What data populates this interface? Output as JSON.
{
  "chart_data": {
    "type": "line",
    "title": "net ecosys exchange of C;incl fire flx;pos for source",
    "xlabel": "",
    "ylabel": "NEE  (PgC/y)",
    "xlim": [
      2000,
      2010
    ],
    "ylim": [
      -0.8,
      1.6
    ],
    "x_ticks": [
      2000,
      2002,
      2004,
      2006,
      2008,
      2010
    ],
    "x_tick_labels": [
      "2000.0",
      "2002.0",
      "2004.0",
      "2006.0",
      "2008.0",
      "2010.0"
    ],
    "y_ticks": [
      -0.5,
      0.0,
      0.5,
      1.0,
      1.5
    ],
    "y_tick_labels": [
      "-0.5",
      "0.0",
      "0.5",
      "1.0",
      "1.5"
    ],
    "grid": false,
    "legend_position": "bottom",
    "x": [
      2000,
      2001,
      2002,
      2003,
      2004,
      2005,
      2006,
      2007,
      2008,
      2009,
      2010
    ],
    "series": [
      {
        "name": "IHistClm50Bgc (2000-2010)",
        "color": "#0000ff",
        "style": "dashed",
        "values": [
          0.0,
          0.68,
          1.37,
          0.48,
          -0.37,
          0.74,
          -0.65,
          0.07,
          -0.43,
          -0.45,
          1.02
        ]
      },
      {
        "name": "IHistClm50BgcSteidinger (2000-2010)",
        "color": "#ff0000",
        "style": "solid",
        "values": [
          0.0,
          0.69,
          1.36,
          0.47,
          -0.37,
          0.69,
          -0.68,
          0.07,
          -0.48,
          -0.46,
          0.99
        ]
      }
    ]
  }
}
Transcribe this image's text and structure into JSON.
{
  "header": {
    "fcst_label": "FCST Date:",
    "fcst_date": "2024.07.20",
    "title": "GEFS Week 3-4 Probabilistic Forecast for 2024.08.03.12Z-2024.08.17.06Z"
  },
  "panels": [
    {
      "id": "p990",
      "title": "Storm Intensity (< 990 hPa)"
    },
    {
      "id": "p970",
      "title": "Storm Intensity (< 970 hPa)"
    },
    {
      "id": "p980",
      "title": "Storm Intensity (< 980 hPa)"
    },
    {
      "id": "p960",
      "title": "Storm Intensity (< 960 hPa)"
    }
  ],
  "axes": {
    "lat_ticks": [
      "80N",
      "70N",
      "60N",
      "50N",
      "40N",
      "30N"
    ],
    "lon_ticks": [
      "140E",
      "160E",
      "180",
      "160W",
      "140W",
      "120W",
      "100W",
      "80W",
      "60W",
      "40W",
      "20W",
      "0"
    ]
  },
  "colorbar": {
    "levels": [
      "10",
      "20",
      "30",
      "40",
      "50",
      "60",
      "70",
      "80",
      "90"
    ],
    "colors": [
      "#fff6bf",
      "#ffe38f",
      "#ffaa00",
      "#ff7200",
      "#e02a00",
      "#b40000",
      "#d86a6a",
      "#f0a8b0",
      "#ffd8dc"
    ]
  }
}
- - - -
From the listing above, pick out each line where the word "JSON" appears.

What data populates this interface? Output as JSON.
Transcribe this image's text and structure into JSON.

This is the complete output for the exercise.